---------- Materials provided ----------

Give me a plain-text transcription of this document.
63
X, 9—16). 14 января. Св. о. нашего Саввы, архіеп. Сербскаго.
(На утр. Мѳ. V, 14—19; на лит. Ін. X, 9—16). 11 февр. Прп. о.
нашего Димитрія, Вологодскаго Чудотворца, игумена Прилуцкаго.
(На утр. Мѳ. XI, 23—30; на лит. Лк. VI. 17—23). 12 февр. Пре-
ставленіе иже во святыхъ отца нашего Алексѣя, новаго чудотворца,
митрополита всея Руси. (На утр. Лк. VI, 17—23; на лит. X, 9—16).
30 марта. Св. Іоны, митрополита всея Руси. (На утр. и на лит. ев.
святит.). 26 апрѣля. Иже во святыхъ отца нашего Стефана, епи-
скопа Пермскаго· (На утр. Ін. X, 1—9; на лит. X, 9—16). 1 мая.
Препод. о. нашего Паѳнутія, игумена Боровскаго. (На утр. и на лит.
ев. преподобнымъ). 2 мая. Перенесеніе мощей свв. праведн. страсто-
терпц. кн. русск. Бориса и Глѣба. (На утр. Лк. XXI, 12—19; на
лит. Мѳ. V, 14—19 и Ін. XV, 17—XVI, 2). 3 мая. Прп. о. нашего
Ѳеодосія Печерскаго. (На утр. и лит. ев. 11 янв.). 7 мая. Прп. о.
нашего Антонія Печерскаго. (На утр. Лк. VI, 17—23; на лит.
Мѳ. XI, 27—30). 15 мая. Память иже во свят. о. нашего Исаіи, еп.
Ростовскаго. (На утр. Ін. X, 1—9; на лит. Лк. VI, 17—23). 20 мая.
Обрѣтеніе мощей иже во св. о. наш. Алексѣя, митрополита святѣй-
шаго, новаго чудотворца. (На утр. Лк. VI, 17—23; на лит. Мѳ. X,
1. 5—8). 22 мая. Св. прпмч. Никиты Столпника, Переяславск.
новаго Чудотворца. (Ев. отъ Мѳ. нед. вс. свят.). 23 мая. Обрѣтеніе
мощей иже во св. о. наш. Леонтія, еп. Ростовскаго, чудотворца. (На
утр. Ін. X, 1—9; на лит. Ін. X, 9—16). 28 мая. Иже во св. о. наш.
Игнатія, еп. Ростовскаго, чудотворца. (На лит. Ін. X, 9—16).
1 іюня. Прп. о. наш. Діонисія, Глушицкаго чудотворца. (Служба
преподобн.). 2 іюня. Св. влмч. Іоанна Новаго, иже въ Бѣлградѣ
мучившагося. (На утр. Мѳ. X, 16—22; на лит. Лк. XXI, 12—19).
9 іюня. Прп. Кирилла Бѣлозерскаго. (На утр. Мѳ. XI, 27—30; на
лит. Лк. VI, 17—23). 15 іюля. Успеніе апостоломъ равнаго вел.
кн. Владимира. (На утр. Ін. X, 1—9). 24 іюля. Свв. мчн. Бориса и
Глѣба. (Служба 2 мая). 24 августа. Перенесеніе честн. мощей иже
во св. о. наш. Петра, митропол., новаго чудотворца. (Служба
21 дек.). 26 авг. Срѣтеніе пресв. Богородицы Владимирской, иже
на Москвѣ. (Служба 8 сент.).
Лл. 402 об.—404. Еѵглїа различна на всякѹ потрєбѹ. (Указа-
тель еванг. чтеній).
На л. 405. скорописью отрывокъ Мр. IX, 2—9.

----------

§ Instructions for the task
Scan the listing above. Gather each line that contains the word "Обрѣтеніе".

§ Written answer
Обрѣтеніе мощей иже во св. о. наш. Алексѣя, митрополита святѣй-
новаго Чудотворца. (Ев. отъ Мѳ. нед. вс. свят.). 23 мая. Обрѣтеніе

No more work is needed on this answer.